Quote the listing in full, exactly as given, minus any pictures.

* * * * * * * * *

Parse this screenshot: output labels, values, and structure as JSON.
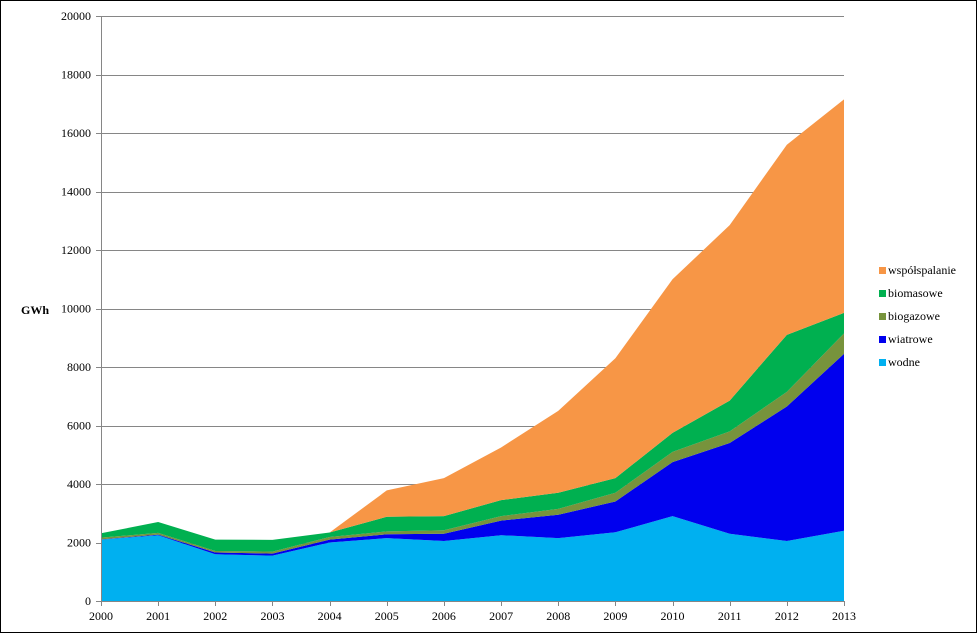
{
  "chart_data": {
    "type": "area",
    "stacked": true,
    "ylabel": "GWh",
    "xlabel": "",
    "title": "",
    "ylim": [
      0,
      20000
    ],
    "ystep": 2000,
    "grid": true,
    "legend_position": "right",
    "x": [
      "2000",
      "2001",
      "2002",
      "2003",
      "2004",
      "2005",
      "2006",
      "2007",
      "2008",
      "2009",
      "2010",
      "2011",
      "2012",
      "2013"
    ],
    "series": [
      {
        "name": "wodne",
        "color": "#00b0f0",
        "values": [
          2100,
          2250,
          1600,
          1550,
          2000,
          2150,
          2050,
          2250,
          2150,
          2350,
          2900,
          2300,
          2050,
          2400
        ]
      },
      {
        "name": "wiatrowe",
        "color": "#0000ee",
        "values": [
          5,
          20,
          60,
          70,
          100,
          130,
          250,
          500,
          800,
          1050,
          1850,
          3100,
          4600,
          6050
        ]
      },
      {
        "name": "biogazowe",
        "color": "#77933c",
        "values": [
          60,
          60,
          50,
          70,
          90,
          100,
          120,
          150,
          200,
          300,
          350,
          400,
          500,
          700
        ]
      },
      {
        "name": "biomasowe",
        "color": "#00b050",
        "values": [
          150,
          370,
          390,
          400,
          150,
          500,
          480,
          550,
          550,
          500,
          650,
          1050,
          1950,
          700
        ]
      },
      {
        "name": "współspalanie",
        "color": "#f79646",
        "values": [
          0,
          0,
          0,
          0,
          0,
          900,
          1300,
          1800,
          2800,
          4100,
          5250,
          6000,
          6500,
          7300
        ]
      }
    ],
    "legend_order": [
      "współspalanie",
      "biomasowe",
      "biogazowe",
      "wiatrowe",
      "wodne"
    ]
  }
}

* * * * * * * * *

SOLUTION TO THIS EXERCISE:
Parse this screenshot: output labels, values, and structure as JSON.
{
  "chart_data": {
    "type": "area",
    "stacked": true,
    "ylabel": "GWh",
    "xlabel": "",
    "title": "",
    "ylim": [
      0,
      20000
    ],
    "ystep": 2000,
    "grid": true,
    "legend_position": "right",
    "x": [
      "2000",
      "2001",
      "2002",
      "2003",
      "2004",
      "2005",
      "2006",
      "2007",
      "2008",
      "2009",
      "2010",
      "2011",
      "2012",
      "2013"
    ],
    "series": [
      {
        "name": "wodne",
        "color": "#00b0f0",
        "values": [
          2100,
          2250,
          1600,
          1550,
          2000,
          2150,
          2050,
          2250,
          2150,
          2350,
          2900,
          2300,
          2050,
          2400
        ]
      },
      {
        "name": "wiatrowe",
        "color": "#0000ee",
        "values": [
          5,
          20,
          60,
          70,
          100,
          130,
          250,
          500,
          800,
          1050,
          1850,
          3100,
          4600,
          6050
        ]
      },
      {
        "name": "biogazowe",
        "color": "#77933c",
        "values": [
          60,
          60,
          50,
          70,
          90,
          100,
          120,
          150,
          200,
          300,
          350,
          400,
          500,
          700
        ]
      },
      {
        "name": "biomasowe",
        "color": "#00b050",
        "values": [
          150,
          370,
          390,
          400,
          150,
          500,
          480,
          550,
          550,
          500,
          650,
          1050,
          1950,
          700
        ]
      },
      {
        "name": "współspalanie",
        "color": "#f79646",
        "values": [
          0,
          0,
          0,
          0,
          0,
          900,
          1300,
          1800,
          2800,
          4100,
          5250,
          6000,
          6500,
          7300
        ]
      }
    ],
    "legend_order": [
      "współspalanie",
      "biomasowe",
      "biogazowe",
      "wiatrowe",
      "wodne"
    ]
  }
}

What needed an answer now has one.